>> begin ITEMS

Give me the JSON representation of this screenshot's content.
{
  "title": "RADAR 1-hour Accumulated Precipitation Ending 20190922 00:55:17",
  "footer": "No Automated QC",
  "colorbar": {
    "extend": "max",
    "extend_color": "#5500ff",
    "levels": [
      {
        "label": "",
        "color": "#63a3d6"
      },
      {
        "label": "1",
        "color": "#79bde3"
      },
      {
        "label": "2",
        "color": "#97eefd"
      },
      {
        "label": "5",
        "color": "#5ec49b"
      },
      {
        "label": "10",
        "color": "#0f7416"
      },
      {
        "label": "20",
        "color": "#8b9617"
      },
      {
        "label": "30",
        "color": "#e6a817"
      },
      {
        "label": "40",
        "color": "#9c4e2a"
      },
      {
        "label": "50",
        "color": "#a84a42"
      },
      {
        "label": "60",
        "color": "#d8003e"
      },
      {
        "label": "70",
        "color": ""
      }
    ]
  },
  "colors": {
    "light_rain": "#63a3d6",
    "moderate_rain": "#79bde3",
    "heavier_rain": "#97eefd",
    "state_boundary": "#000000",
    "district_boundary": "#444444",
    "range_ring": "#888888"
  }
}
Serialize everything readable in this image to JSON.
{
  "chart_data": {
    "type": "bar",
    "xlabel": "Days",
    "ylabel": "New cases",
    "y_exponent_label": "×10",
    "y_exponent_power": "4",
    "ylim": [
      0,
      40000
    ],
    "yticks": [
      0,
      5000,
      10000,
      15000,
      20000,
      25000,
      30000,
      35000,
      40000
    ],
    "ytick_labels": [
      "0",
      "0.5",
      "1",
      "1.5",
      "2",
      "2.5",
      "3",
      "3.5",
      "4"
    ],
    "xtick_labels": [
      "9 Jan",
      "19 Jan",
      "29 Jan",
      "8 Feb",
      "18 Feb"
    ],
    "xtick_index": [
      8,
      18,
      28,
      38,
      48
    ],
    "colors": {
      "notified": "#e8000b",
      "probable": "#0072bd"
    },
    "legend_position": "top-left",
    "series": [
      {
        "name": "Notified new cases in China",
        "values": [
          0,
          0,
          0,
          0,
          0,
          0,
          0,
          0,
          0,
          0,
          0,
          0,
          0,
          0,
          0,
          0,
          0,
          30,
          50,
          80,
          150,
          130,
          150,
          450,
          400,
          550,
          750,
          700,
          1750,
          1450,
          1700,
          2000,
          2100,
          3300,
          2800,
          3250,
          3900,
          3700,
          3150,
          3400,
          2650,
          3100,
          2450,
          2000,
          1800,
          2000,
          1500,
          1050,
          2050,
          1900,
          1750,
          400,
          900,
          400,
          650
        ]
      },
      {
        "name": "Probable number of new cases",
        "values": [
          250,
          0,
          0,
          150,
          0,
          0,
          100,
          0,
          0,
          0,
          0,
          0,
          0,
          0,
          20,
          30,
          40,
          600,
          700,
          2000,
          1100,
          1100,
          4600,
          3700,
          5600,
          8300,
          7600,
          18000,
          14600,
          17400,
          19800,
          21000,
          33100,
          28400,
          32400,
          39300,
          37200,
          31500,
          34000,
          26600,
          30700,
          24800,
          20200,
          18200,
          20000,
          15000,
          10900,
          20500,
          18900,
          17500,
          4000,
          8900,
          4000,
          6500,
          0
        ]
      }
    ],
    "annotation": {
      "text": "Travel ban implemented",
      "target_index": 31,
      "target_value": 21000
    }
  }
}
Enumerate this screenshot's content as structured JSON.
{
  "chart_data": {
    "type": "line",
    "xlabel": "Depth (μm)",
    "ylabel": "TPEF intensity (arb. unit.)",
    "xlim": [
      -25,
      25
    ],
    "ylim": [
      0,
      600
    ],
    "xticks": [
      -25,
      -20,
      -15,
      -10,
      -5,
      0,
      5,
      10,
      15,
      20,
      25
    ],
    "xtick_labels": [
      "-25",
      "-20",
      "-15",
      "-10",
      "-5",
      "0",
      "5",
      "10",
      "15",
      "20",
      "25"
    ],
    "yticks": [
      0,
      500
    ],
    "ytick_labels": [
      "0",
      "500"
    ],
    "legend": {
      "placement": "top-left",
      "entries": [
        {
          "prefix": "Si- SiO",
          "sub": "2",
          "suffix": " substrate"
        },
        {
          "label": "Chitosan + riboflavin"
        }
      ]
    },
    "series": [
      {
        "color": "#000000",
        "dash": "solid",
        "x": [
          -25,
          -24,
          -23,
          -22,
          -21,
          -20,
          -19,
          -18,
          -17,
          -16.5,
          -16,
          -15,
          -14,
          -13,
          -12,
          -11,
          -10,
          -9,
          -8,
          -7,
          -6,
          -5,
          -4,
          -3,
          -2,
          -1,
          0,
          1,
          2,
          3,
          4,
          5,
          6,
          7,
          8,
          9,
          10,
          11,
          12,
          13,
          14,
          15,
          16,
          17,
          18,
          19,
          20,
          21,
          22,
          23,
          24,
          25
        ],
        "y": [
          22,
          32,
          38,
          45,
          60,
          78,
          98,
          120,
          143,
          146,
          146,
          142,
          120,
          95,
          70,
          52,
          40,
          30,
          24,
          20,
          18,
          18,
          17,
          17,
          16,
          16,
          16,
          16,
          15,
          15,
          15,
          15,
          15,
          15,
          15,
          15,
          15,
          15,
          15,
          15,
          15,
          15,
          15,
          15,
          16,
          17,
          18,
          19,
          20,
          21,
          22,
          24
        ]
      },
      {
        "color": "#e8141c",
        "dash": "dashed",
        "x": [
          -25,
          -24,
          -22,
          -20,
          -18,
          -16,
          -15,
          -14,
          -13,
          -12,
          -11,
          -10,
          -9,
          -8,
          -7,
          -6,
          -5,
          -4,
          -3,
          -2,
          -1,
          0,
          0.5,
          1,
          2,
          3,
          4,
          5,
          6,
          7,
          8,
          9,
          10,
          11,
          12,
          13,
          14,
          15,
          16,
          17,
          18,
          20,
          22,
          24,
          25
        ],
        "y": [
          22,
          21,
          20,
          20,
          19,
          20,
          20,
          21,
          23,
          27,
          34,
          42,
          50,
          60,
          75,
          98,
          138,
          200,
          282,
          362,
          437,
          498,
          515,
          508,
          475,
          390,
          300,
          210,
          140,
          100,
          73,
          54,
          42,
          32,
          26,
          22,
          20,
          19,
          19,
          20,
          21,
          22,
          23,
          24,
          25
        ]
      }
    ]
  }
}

>> end ITEMS

**WORK TO COMPLETE:** Look through the entries above; copy each line where the string "screenshot" appears.

**TASK RESPONSE:**
Give me the JSON representation of this screenshot's content.
Enumerate this screenshot's content as structured JSON.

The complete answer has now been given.